> [TASK DETAILS] Records follow. Pull out every line that contains "mezi".

> [DATASET RECORDS]
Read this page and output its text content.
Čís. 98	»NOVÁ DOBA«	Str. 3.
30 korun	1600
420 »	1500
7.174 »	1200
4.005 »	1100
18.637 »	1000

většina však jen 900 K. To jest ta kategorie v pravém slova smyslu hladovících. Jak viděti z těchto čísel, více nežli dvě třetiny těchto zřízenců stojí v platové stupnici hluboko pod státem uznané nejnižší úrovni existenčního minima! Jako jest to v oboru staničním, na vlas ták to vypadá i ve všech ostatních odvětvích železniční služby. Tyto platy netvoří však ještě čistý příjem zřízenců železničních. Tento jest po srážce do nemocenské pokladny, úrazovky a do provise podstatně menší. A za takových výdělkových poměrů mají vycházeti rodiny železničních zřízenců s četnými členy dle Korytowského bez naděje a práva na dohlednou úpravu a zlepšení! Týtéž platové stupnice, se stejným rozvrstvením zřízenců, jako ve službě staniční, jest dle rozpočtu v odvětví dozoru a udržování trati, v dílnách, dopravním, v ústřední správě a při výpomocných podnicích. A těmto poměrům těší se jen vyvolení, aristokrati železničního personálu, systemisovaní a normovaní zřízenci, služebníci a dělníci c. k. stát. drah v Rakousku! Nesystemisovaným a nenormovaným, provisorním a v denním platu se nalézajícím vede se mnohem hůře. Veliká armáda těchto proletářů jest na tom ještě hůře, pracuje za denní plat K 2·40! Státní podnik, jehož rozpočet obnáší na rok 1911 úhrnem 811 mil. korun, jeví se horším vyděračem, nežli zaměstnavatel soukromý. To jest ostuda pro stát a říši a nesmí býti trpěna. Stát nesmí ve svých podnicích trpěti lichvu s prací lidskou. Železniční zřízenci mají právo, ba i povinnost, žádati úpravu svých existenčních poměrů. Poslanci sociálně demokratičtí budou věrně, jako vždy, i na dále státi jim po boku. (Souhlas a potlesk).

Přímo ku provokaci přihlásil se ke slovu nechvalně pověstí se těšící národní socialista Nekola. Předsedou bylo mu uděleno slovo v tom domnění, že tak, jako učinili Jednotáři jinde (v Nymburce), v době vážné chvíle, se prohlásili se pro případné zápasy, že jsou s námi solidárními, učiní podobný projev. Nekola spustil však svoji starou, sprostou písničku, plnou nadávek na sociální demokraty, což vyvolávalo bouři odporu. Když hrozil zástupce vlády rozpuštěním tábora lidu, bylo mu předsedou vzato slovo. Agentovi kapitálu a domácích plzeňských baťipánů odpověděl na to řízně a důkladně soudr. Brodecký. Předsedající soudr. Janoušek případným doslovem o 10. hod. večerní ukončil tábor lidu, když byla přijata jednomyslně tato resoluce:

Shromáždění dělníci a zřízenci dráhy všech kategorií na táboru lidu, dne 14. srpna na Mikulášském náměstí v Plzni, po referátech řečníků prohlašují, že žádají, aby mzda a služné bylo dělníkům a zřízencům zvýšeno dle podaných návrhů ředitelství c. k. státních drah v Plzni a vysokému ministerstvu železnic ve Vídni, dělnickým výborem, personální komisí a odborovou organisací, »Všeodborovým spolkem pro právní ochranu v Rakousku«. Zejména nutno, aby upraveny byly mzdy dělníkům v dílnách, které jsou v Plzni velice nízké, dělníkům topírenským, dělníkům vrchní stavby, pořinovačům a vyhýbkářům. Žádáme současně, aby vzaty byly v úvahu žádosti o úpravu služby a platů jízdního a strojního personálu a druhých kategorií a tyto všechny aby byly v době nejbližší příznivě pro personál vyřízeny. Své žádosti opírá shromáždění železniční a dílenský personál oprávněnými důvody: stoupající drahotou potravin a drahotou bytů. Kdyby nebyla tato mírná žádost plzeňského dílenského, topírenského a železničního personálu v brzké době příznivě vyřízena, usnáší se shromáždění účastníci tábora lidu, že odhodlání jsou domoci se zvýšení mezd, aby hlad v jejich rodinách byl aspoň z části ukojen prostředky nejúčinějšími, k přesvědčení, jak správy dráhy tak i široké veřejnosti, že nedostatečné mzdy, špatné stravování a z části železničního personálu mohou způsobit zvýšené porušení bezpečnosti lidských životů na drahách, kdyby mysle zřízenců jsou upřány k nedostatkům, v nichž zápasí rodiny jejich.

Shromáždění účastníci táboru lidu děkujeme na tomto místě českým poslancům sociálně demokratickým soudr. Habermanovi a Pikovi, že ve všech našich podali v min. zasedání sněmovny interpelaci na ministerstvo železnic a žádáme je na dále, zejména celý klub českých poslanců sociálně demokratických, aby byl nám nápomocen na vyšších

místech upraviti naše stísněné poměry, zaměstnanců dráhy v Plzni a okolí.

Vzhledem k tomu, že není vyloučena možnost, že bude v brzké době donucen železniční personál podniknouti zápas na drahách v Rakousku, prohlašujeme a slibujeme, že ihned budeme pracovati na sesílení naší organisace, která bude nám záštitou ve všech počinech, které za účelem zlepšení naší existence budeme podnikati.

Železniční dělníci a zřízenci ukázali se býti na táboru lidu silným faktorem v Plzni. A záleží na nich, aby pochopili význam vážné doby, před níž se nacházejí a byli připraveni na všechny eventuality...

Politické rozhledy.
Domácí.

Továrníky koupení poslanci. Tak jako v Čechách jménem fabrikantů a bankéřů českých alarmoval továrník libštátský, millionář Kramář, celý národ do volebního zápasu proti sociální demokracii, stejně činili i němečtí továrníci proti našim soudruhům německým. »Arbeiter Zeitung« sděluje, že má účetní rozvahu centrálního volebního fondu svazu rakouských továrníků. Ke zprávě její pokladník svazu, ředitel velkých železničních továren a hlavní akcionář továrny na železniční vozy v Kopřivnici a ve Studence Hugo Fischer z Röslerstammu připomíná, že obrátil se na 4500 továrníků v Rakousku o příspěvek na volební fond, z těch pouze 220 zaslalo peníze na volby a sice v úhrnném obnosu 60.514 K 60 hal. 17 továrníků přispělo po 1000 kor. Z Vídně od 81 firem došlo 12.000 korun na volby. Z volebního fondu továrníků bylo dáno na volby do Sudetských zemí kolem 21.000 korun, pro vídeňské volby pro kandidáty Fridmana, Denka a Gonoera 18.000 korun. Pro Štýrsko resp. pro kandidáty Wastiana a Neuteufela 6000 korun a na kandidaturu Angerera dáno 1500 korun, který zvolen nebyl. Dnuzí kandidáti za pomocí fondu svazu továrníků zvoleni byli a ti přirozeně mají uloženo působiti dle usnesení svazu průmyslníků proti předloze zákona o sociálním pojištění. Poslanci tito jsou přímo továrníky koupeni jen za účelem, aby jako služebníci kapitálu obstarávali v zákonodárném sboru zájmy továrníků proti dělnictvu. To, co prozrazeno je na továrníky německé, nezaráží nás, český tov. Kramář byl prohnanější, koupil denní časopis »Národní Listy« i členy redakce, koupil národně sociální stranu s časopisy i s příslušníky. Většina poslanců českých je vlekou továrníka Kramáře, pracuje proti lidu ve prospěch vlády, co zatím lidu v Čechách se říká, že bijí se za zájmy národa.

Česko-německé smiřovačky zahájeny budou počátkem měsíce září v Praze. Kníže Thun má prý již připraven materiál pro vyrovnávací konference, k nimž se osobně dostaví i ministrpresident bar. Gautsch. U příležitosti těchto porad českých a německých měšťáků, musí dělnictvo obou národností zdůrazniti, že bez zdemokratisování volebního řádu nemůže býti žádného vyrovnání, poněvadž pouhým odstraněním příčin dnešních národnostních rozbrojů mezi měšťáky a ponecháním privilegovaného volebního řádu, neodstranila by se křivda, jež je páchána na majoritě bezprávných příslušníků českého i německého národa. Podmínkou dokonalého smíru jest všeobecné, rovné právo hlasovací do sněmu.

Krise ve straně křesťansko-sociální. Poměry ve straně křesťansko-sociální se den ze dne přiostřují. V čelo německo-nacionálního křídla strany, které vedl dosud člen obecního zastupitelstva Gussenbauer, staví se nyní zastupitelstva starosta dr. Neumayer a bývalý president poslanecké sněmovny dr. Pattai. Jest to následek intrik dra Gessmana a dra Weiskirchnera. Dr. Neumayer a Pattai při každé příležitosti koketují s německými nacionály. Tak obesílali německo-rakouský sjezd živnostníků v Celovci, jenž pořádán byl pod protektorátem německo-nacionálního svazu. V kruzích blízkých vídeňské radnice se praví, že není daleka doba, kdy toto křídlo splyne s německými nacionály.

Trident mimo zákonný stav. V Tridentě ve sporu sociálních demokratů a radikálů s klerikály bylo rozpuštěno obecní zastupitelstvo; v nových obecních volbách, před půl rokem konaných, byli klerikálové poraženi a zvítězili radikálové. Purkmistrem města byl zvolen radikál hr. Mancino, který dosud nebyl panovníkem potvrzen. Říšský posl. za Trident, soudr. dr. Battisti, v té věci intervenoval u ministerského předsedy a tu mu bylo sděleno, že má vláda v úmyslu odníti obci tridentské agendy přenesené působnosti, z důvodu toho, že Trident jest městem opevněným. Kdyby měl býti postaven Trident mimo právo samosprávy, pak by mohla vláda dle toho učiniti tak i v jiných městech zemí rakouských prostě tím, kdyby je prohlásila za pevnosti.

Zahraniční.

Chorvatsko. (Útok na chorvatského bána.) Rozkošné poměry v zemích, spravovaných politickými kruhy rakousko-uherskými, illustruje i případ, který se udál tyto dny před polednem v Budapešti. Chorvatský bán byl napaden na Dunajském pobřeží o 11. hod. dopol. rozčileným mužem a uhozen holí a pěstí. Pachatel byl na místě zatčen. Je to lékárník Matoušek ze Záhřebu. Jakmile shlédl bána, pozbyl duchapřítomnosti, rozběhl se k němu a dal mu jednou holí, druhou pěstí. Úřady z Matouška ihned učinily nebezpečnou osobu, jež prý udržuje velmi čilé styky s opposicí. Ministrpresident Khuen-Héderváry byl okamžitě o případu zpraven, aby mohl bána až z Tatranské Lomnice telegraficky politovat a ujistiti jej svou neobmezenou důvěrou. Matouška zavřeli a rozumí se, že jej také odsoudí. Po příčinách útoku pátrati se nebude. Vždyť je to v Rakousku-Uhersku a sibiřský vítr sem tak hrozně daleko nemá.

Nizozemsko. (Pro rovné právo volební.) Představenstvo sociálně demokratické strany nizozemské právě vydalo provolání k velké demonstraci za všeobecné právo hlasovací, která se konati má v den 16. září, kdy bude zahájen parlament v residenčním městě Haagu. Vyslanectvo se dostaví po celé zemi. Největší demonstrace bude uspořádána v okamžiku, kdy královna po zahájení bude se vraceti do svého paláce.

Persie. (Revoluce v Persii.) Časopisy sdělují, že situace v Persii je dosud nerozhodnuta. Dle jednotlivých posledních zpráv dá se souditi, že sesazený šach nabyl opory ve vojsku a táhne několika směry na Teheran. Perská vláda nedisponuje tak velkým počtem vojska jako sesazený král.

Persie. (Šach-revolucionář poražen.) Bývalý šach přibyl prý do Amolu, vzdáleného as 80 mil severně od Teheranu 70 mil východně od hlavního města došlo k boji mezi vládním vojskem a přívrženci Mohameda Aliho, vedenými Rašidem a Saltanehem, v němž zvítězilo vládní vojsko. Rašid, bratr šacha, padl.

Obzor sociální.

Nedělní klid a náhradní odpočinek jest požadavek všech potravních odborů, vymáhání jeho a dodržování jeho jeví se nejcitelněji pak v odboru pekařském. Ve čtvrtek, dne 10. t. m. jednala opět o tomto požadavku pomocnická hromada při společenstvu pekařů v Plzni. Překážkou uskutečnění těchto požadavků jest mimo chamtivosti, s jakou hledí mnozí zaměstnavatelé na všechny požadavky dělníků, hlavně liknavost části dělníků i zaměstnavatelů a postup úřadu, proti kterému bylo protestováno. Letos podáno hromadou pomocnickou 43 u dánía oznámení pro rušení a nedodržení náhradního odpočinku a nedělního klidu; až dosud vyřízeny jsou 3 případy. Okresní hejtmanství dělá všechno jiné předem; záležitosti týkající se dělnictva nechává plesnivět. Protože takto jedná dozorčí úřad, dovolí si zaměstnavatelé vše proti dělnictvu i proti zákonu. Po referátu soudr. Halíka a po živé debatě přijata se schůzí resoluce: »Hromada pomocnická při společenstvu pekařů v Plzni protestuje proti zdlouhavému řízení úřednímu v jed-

> [REPLY TO THE EXERCISE]
Česko-německé smiřovačky zahájeny budou počátkem měsíce září v Praze. Kníže Thun má prý již připraven materiál pro vyrovnávací konference, k nimž se osobně dostaví i ministrpresident bar. Gautsch. U příležitosti těchto porad českých a německých měšťáků, musí dělnictvo obou národností zdůrazniti, že bez zdemokratisování volebního řádu nemůže býti žádného vyrovnání, poněvadž pouhým odstraněním příčin dnešních národnostních rozbrojů mezi měšťáky a ponecháním privilegovaného volebního řádu, neodstranila by se křivda, jež je páchána na majoritě bezprávných příslušníků českého i německého národa. Podmínkou dokonalého smíru jest všeobecné, rovné právo hlasovací do sněmu.
Persie. (Šach-revolucionář poražen.) Bývalý šach přibyl prý do Amolu, vzdáleného as 80 mil severně od Teheranu 70 mil východně od hlavního města došlo k boji mezi vládním vojskem a přívrženci Mohameda Aliho, vedenými Rašidem a Saltanehem, v němž zvítězilo vládní vojsko. Rašid, bratr šacha, padl.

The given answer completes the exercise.